CHALLENGE A -> Rewrite the records from their first line through the line containing "- style-preview[interactable]: AaBbCcDd: [486, 0, 536, 12]", swapping every "line-icon" for "rule-icon" and leaving everything else unchanged.

Okay, let’s say

- the application is using a non-transactional producer, shared across multiple 
threads
- the linger.ms and buffer.memory is non-zero, and so is batch.size such that 
messages are actually batched
- the replication factor is 3
- the minimum number of ISRs is 2
- the parameter ack is set to ‘all’

Now the application calls send(), get a future back, and then calls get() on 
the future. At some point (driven by the batching related parameters and a 
number of other factors) the get() call to the future returns successfully.

Precisely at this point does Kafka guarantee that the message has been 
persisted to the leader’s and all the ISRs’ logs? By persisted, I mean written 
to the replication logs, but may or may not yet have been committed to the 
storage media by the fsync() call.

If the answer is yes, it looks good from here. If the answer is no, then what 
else does the application need to do?

Sincerely,
Anindya Haldar
Oracle Responsys


> On Jan 15, 2020, at 12:31 PM, M. Manna <manme...@gmail.com> wrote:
> 
> Hey Anindya,
> 
> 
> 
> On Wed, 15 Jan 2020 at 18:23, Anindya Haldar <anindya.hal...@oracle.com>
> wrote:
> 
>> Thanks for the response.

DATA TO USE ->
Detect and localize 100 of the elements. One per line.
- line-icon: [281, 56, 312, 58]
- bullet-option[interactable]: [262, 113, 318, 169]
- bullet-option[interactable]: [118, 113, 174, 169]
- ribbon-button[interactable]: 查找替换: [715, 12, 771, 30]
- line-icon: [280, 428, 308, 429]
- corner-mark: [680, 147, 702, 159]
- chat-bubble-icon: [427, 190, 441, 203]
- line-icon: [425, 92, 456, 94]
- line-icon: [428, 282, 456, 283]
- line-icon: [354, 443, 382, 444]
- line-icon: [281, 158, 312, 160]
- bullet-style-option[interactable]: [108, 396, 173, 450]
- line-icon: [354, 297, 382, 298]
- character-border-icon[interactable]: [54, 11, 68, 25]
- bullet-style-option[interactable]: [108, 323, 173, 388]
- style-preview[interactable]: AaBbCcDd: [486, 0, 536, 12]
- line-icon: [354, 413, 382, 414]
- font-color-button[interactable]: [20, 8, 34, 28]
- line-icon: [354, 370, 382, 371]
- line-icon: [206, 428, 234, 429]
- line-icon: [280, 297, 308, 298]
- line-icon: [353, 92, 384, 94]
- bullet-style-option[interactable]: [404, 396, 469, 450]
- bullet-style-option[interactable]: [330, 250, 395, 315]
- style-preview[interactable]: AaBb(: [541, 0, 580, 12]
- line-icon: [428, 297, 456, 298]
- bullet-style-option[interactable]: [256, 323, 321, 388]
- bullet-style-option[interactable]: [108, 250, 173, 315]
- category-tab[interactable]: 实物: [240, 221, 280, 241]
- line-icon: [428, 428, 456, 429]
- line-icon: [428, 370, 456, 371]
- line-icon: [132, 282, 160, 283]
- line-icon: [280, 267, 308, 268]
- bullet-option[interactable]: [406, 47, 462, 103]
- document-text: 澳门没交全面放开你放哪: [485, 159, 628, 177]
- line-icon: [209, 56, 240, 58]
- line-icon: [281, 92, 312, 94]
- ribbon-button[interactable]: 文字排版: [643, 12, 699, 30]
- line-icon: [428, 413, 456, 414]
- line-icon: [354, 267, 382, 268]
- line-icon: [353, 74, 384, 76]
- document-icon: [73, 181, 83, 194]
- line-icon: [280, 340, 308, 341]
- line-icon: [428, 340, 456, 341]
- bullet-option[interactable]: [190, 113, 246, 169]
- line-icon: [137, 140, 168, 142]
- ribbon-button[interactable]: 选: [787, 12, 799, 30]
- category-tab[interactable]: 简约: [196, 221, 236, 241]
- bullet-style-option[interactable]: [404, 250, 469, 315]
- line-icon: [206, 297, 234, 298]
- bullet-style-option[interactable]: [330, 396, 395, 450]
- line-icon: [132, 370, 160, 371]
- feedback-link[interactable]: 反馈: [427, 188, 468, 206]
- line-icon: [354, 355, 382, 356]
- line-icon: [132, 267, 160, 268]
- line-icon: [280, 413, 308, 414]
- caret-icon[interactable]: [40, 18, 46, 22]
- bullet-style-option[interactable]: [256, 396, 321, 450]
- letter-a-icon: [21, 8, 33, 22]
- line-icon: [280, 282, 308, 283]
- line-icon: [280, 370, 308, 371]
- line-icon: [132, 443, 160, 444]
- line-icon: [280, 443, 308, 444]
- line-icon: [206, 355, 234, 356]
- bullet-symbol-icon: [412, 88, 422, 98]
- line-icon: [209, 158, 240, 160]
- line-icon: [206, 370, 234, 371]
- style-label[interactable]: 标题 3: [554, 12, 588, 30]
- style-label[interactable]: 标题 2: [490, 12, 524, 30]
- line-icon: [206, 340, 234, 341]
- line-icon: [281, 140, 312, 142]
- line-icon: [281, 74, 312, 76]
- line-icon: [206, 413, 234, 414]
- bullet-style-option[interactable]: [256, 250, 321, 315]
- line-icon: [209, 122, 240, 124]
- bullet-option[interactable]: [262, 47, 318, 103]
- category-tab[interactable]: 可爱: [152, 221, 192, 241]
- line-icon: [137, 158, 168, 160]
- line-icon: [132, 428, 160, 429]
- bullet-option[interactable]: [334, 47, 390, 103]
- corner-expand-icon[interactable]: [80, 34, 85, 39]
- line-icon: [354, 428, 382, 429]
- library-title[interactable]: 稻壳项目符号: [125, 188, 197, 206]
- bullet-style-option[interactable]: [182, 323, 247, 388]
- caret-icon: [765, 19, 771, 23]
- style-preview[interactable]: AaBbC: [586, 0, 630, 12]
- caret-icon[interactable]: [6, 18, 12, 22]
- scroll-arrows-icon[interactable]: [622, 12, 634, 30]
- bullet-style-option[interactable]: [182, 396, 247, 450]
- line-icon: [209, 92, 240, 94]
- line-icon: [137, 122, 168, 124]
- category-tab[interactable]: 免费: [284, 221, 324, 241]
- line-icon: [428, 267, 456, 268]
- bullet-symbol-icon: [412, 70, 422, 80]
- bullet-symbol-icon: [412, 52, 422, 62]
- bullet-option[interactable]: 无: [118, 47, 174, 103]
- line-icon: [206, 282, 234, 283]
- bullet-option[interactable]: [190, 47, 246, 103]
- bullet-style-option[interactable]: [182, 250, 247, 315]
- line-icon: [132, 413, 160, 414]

CHALLENGE B -> In the Kafka producer thread, what replication factor is assumed?

TASK RESPONSE A ->
Detect and localize 100 of the elements. One per line.
- rule-icon: [281, 56, 312, 58]
- bullet-option[interactable]: [262, 113, 318, 169]
- bullet-option[interactable]: [118, 113, 174, 169]
- ribbon-button[interactable]: 查找替换: [715, 12, 771, 30]
- rule-icon: [280, 428, 308, 429]
- corner-mark: [680, 147, 702, 159]
- chat-bubble-icon: [427, 190, 441, 203]
- rule-icon: [425, 92, 456, 94]
- rule-icon: [428, 282, 456, 283]
- rule-icon: [354, 443, 382, 444]
- rule-icon: [281, 158, 312, 160]
- bullet-style-option[interactable]: [108, 396, 173, 450]
- rule-icon: [354, 297, 382, 298]
- character-border-icon[interactable]: [54, 11, 68, 25]
- bullet-style-option[interactable]: [108, 323, 173, 388]
- style-preview[interactable]: AaBbCcDd: [486, 0, 536, 12]

TASK RESPONSE B -> The replication factor is 3.